◆ Data for this task ◆
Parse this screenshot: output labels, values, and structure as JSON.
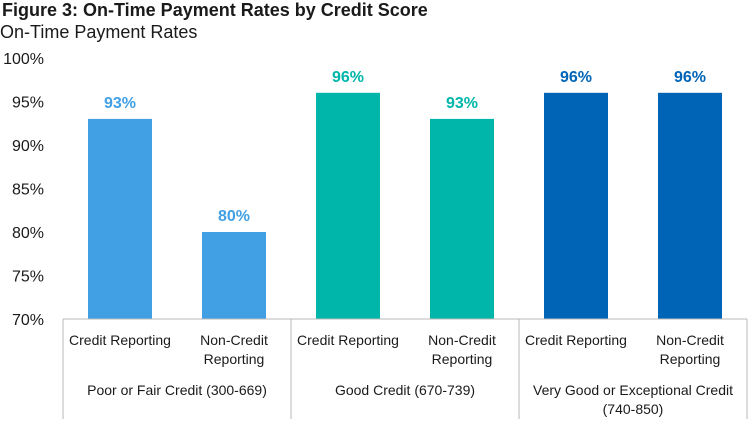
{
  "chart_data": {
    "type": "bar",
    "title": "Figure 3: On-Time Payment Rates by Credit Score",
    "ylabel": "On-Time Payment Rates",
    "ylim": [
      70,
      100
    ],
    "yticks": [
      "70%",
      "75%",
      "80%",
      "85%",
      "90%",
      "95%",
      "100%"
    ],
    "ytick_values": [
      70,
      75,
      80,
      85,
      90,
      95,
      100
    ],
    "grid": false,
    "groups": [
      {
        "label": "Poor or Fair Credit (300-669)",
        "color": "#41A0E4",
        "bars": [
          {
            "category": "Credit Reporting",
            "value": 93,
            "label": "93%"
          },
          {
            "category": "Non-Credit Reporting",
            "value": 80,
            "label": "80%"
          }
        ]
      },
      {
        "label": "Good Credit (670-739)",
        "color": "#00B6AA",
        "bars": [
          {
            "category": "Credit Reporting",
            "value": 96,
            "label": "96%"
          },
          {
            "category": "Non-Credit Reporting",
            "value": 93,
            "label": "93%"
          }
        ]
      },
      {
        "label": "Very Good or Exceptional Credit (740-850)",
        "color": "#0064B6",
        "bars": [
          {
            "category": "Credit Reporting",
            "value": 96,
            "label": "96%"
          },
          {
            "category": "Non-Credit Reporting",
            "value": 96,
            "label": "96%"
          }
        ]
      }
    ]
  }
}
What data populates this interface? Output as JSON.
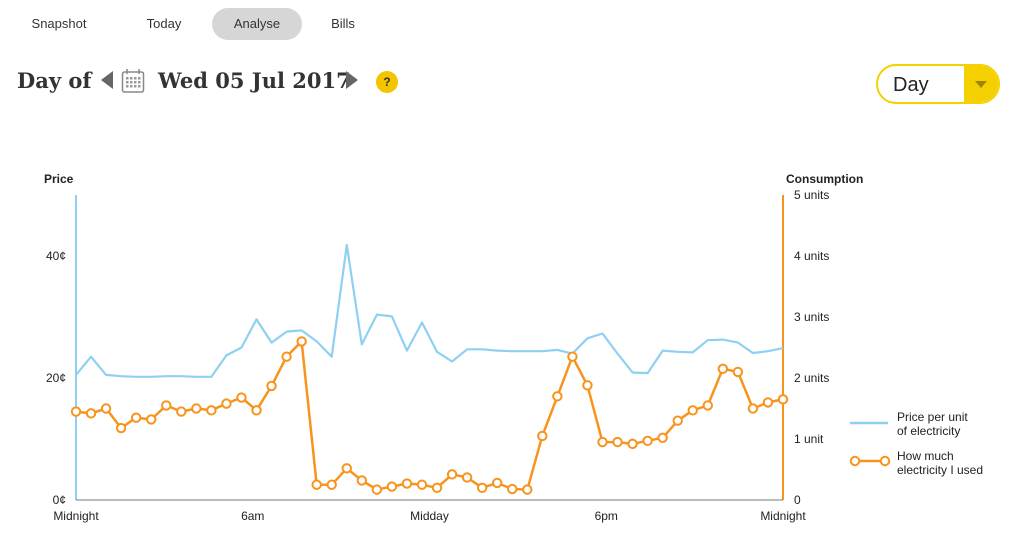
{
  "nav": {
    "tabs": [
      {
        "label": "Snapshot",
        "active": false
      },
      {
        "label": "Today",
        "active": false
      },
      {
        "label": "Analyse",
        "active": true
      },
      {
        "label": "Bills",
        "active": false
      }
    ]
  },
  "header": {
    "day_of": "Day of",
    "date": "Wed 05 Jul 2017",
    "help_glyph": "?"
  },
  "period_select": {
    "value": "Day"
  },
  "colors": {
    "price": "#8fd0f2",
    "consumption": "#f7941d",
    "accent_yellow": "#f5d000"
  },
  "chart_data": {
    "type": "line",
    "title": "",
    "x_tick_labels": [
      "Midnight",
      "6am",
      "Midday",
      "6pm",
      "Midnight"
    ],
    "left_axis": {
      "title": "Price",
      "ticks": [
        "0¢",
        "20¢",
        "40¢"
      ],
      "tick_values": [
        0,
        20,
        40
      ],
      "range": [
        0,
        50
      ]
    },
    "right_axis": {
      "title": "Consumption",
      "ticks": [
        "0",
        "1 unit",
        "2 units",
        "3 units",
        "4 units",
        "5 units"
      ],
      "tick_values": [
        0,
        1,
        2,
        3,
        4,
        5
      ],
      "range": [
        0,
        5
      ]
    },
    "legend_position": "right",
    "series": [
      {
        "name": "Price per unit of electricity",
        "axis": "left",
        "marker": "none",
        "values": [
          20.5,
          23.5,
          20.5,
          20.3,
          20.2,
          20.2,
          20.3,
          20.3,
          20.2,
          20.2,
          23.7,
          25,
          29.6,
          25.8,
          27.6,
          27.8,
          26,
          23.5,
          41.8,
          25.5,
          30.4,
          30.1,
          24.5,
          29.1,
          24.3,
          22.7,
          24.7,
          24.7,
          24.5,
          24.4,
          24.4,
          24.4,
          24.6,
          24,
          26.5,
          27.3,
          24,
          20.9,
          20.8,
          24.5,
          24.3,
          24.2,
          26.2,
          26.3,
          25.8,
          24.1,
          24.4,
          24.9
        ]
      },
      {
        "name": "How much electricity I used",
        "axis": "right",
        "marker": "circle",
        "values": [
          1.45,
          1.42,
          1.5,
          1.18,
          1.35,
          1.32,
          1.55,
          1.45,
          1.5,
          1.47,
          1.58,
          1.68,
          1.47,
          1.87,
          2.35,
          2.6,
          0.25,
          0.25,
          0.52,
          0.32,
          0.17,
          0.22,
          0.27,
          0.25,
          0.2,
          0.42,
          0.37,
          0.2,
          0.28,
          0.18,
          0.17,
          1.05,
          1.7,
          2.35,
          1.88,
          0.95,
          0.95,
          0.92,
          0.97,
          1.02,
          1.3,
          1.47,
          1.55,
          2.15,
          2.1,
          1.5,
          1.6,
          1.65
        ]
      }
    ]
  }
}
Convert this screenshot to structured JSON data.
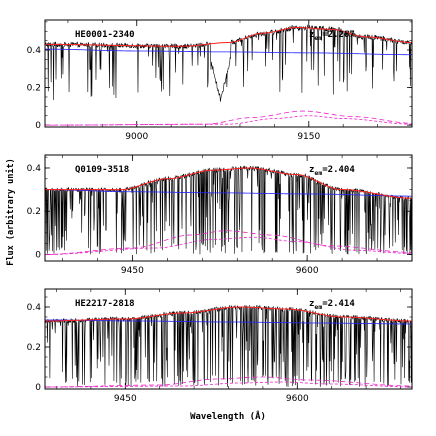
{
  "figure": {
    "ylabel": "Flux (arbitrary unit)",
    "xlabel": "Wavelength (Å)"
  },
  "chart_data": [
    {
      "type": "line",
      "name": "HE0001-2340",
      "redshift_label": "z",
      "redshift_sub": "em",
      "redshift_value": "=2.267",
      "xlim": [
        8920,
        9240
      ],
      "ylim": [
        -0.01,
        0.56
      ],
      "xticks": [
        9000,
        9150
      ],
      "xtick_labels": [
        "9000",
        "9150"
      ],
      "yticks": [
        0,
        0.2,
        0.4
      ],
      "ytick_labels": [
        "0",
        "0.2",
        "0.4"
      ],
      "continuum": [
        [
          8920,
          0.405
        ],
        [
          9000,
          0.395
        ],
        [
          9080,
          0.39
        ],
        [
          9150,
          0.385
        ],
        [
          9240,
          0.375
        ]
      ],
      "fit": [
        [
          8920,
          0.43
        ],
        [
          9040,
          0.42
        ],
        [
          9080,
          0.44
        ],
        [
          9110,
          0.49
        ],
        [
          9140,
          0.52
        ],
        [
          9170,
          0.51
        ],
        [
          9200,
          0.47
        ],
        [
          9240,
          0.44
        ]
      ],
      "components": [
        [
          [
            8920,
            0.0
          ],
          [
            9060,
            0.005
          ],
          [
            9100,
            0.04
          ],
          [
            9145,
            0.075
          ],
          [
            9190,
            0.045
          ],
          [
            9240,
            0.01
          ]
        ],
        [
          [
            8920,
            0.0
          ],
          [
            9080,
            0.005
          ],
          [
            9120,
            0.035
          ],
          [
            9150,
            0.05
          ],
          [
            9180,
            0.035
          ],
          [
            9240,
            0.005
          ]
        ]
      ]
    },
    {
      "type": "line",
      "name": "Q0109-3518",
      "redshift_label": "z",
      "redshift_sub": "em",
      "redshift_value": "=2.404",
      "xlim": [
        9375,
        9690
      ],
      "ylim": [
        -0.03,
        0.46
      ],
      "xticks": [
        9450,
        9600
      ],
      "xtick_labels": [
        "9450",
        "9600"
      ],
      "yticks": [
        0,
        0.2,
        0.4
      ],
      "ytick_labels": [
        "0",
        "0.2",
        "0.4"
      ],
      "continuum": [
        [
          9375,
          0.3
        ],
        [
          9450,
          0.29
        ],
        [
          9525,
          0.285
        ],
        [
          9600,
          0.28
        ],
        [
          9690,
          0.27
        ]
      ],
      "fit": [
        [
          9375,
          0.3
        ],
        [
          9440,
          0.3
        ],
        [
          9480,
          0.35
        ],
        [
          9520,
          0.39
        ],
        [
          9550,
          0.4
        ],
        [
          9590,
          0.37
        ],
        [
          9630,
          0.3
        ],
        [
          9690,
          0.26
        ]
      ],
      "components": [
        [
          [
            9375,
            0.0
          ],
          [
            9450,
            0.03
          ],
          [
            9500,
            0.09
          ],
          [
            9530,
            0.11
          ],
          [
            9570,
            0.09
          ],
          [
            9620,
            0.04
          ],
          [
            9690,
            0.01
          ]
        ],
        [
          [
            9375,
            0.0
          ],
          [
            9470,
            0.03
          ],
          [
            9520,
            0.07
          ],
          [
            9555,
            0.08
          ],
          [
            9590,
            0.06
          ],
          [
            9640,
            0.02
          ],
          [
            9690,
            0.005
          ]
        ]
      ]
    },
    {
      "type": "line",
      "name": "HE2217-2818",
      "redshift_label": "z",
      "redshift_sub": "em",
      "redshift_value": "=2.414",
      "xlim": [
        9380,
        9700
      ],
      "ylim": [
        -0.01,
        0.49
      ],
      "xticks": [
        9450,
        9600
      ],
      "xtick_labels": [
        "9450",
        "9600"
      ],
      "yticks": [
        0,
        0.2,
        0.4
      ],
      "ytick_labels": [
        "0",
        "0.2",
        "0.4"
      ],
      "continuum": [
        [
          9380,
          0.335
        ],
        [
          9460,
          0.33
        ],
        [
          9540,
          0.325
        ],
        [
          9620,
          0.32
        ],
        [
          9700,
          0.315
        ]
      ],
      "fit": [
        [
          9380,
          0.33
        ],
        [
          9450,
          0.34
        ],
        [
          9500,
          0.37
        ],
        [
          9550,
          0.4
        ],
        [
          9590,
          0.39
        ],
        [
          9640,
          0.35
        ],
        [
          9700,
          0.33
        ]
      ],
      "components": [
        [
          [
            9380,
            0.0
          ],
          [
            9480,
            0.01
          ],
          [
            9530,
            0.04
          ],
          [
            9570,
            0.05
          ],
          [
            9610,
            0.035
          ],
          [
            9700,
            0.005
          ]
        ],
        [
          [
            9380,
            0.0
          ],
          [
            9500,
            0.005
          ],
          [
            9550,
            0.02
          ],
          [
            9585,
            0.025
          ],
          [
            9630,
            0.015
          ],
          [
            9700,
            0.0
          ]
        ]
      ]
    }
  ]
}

◆ Exercise brief ◆
Select every line where the word "ylabel" occurs.

◆ Solution to this task ◆
    "ylabel": "On-Time Payment Rates",
    "ylabel": "Flux (arbitrary unit)",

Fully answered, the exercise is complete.